* [Challenge]:
Your task is to gather the lines below that hold the string "FUTBOL".

Stored data:
—————

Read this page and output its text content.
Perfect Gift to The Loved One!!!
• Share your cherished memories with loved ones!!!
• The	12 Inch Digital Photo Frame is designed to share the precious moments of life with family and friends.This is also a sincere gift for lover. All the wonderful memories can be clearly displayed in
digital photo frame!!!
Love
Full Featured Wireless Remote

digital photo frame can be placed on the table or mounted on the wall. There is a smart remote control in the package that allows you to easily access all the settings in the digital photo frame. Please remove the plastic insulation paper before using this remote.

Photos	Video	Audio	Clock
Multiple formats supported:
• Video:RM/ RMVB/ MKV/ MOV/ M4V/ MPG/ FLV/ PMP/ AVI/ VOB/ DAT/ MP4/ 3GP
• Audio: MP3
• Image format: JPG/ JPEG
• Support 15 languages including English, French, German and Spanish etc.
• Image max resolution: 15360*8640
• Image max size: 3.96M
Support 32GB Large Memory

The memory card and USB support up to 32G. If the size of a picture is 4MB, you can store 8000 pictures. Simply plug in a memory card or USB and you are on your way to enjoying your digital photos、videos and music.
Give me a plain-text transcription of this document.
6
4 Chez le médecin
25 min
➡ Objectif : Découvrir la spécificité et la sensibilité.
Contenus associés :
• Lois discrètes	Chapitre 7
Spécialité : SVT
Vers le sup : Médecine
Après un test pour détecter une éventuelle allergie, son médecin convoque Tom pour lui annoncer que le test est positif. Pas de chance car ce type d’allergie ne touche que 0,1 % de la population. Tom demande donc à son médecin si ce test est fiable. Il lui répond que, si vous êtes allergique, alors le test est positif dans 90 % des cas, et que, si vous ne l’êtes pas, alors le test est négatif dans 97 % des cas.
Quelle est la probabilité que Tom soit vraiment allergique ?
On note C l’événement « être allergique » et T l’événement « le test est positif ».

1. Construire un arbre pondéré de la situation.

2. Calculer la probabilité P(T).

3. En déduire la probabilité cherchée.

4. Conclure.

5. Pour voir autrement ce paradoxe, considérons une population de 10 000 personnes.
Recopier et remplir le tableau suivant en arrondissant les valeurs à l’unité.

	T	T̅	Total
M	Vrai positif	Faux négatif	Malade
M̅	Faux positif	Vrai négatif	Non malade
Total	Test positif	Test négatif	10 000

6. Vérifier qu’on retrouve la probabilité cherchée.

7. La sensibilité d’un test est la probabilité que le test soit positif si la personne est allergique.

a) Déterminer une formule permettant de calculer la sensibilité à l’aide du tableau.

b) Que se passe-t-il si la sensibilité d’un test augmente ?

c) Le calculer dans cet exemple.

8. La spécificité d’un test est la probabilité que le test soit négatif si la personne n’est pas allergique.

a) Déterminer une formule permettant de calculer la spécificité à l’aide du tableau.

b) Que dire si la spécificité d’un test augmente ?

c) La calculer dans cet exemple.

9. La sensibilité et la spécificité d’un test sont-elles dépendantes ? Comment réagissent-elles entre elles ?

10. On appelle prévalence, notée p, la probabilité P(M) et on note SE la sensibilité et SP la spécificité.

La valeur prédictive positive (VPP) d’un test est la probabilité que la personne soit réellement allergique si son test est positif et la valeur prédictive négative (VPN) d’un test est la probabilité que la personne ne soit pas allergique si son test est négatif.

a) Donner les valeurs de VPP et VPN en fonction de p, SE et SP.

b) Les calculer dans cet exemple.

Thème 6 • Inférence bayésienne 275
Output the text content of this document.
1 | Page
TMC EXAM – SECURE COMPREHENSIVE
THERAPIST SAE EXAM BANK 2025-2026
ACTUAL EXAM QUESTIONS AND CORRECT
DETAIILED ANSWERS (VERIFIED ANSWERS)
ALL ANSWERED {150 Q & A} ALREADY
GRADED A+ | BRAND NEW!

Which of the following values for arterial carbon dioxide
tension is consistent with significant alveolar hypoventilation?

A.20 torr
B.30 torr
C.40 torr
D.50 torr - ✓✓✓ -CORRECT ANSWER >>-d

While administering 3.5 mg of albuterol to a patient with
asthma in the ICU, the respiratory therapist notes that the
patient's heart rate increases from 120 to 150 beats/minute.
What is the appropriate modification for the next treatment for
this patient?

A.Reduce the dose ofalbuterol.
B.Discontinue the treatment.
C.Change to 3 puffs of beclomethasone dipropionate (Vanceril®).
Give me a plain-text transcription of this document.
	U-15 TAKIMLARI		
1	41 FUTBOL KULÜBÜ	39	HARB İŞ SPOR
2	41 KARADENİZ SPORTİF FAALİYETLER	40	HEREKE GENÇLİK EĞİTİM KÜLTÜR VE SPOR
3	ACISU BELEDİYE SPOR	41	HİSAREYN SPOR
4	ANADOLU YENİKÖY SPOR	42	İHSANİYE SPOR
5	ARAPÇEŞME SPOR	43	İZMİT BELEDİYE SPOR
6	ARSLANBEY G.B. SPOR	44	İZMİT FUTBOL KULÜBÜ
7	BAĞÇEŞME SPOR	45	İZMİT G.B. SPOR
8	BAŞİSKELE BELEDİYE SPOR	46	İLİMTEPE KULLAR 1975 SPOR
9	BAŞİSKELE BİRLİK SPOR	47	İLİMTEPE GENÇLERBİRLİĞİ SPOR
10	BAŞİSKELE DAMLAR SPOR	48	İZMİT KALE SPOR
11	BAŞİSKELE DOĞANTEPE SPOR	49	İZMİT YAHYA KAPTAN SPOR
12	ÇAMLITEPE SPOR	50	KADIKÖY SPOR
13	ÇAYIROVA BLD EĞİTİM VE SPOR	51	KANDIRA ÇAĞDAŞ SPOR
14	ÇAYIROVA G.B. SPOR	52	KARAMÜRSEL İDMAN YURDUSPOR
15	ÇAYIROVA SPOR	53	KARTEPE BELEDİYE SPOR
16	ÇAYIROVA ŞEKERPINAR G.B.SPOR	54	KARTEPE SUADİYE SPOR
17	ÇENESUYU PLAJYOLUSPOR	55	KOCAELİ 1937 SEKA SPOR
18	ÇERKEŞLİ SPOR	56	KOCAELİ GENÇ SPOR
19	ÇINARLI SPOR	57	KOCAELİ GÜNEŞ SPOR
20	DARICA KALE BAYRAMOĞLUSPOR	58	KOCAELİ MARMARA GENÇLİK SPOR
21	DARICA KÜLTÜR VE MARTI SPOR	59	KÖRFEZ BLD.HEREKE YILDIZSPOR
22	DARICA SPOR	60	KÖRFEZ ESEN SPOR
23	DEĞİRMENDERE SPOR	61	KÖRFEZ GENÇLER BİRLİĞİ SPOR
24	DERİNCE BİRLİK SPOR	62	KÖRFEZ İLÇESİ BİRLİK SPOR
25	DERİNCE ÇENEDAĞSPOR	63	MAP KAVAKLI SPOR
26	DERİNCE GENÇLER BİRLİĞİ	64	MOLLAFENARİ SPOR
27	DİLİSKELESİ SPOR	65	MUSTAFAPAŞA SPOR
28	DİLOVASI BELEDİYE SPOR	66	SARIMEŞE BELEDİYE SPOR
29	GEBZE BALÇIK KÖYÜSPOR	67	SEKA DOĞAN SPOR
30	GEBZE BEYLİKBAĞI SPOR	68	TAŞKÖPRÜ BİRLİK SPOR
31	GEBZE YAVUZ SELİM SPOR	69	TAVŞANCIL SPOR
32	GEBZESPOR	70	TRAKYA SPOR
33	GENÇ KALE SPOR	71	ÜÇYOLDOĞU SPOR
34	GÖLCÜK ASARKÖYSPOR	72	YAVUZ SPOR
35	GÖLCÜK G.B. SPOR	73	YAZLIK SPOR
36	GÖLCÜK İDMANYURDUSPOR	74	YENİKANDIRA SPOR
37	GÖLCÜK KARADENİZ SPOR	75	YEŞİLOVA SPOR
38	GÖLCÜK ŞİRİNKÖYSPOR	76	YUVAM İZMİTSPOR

—————

* [Response]:
1	41 FUTBOL KULÜBÜ	39	HARB İŞ SPOR
6	ARSLANBEY G.B. SPOR	44	İZMİT FUTBOL KULÜBÜ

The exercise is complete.